• EXERCISE BRIEF: Repeat every record below exactly as written.

-=-=-=-=-

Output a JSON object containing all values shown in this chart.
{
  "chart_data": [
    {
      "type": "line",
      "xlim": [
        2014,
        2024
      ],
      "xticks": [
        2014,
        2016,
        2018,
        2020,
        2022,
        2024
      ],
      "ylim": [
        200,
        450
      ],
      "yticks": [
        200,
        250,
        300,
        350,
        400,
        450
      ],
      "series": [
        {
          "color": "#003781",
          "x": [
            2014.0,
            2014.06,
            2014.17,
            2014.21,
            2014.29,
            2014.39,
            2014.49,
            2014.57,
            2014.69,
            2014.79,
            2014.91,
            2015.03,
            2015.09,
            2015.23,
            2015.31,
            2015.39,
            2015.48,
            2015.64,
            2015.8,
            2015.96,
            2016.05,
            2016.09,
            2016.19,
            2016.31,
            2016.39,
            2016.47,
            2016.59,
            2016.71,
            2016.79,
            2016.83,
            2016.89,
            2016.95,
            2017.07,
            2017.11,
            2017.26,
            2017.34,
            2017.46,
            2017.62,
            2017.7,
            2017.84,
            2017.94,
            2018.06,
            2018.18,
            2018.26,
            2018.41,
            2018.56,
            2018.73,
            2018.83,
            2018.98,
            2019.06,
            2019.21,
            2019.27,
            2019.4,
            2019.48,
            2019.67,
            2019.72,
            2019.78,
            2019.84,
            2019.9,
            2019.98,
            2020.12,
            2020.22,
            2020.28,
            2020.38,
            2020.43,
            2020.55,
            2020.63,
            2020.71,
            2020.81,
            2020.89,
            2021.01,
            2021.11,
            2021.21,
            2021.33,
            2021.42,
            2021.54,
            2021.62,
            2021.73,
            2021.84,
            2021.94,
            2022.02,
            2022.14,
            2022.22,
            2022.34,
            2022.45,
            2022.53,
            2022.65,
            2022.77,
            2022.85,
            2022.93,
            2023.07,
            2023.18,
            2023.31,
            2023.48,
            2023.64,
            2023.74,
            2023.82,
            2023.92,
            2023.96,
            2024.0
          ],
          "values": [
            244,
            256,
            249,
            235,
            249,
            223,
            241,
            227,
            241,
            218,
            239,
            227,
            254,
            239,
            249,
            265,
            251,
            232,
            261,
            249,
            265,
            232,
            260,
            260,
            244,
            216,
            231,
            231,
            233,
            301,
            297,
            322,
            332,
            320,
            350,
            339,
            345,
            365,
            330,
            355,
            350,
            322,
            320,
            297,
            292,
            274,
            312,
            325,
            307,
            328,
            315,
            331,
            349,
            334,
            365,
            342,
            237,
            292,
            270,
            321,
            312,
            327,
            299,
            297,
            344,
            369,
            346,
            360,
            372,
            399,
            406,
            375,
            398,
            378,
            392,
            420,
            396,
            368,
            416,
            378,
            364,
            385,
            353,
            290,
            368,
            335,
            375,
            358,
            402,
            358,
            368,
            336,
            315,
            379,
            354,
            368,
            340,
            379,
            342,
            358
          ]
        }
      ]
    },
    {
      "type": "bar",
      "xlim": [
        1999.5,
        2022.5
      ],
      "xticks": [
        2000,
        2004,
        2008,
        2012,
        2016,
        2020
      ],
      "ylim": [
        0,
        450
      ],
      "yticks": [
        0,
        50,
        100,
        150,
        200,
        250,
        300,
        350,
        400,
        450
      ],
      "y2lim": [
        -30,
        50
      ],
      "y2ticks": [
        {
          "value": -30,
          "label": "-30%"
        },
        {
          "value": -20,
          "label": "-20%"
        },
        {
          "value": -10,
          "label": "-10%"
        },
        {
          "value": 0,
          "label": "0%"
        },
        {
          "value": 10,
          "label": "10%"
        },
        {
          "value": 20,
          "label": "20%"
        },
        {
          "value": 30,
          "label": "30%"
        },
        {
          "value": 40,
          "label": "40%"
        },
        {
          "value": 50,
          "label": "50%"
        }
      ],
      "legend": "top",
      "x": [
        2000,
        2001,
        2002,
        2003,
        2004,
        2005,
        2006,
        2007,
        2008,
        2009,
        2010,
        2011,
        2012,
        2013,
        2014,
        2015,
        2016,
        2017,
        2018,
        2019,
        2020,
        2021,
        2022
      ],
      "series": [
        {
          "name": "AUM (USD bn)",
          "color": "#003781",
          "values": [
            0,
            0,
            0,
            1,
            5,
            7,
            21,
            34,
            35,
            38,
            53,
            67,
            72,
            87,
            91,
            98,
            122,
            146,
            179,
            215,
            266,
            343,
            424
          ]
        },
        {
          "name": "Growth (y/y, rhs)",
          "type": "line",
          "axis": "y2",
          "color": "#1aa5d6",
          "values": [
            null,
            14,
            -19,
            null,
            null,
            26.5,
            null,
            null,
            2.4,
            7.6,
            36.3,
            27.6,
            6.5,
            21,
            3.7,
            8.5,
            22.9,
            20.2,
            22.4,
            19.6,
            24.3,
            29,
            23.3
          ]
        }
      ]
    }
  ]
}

-=-=-=-=-

• WRITTEN SOLUTION:
Output a JSON object containing all values shown in this chart.
{
  "chart_data": [
    {
      "type": "line",
      "xlim": [
        2014,
        2024
      ],
      "xticks": [
        2014,
        2016,
        2018,
        2020,
        2022,
        2024
      ],
      "ylim": [
        200,
        450
      ],
      "yticks": [
        200,
        250,
        300,
        350,
        400,
        450
      ],
      "series": [
        {
          "color": "#003781",
          "x": [
            2014.0,
            2014.06,
            2014.17,
            2014.21,
            2014.29,
            2014.39,
            2014.49,
            2014.57,
            2014.69,
            2014.79,
            2014.91,
            2015.03,
            2015.09,
            2015.23,
            2015.31,
            2015.39,
            2015.48,
            2015.64,
            2015.8,
            2015.96,
            2016.05,
            2016.09,
            2016.19,
            2016.31,
            2016.39,
            2016.47,
            2016.59,
            2016.71,
            2016.79,
            2016.83,
            2016.89,
            2016.95,
            2017.07,
            2017.11,
            2017.26,
            2017.34,
            2017.46,
            2017.62,
            2017.7,
            2017.84,
            2017.94,
            2018.06,
            2018.18,
            2018.26,
            2018.41,
            2018.56,
            2018.73,
            2018.83,
            2018.98,
            2019.06,
            2019.21,
            2019.27,
            2019.4,
            2019.48,
            2019.67,
            2019.72,
            2019.78,
            2019.84,
            2019.9,
            2019.98,
            2020.12,
            2020.22,
            2020.28,
            2020.38,
            2020.43,
            2020.55,
            2020.63,
            2020.71,
            2020.81,
            2020.89,
            2021.01,
            2021.11,
            2021.21,
            2021.33,
            2021.42,
            2021.54,
            2021.62,
            2021.73,
            2021.84,
            2021.94,
            2022.02,
            2022.14,
            2022.22,
            2022.34,
            2022.45,
            2022.53,
            2022.65,
            2022.77,
            2022.85,
            2022.93,
            2023.07,
            2023.18,
            2023.31,
            2023.48,
            2023.64,
            2023.74,
            2023.82,
            2023.92,
            2023.96,
            2024.0
          ],
          "values": [
            244,
            256,
            249,
            235,
            249,
            223,
            241,
            227,
            241,
            218,
            239,
            227,
            254,
            239,
            249,
            265,
            251,
            232,
            261,
            249,
            265,
            232,
            260,
            260,
            244,
            216,
            231,
            231,
            233,
            301,
            297,
            322,
            332,
            320,
            350,
            339,
            345,
            365,
            330,
            355,
            350,
            322,
            320,
            297,
            292,
            274,
            312,
            325,
            307,
            328,
            315,
            331,
            349,
            334,
            365,
            342,
            237,
            292,
            270,
            321,
            312,
            327,
            299,
            297,
            344,
            369,
            346,
            360,
            372,
            399,
            406,
            375,
            398,
            378,
            392,
            420,
            396,
            368,
            416,
            378,
            364,
            385,
            353,
            290,
            368,
            335,
            375,
            358,
            402,
            358,
            368,
            336,
            315,
            379,
            354,
            368,
            340,
            379,
            342,
            358
          ]
        }
      ]
    },
    {
      "type": "bar",
      "xlim": [
        1999.5,
        2022.5
      ],
      "xticks": [
        2000,
        2004,
        2008,
        2012,
        2016,
        2020
      ],
      "ylim": [
        0,
        450
      ],
      "yticks": [
        0,
        50,
        100,
        150,
        200,
        250,
        300,
        350,
        400,
        450
      ],
      "y2lim": [
        -30,
        50
      ],
      "y2ticks": [
        {
          "value": -30,
          "label": "-30%"
        },
        {
          "value": -20,
          "label": "-20%"
        },
        {
          "value": -10,
          "label": "-10%"
        },
        {
          "value": 0,
          "label": "0%"
        },
        {
          "value": 10,
          "label": "10%"
        },
        {
          "value": 20,
          "label": "20%"
        },
        {
          "value": 30,
          "label": "30%"
        },
        {
          "value": 40,
          "label": "40%"
        },
        {
          "value": 50,
          "label": "50%"
        }
      ],
      "legend": "top",
      "x": [
        2000,
        2001,
        2002,
        2003,
        2004,
        2005,
        2006,
        2007,
        2008,
        2009,
        2010,
        2011,
        2012,
        2013,
        2014,
        2015,
        2016,
        2017,
        2018,
        2019,
        2020,
        2021,
        2022
      ],
      "series": [
        {
          "name": "AUM (USD bn)",
          "color": "#003781",
          "values": [
            0,
            0,
            0,
            1,
            5,
            7,
            21,
            34,
            35,
            38,
            53,
            67,
            72,
            87,
            91,
            98,
            122,
            146,
            179,
            215,
            266,
            343,
            424
          ]
        },
        {
          "name": "Growth (y/y, rhs)",
          "type": "line",
          "axis": "y2",
          "color": "#1aa5d6",
          "values": [
            null,
            14,
            -19,
            null,
            null,
            26.5,
            null,
            null,
            2.4,
            7.6,
            36.3,
            27.6,
            6.5,
            21,
            3.7,
            8.5,
            22.9,
            20.2,
            22.4,
            19.6,
            24.3,
            29,
            23.3
          ]
        }
      ]
    }
  ]
}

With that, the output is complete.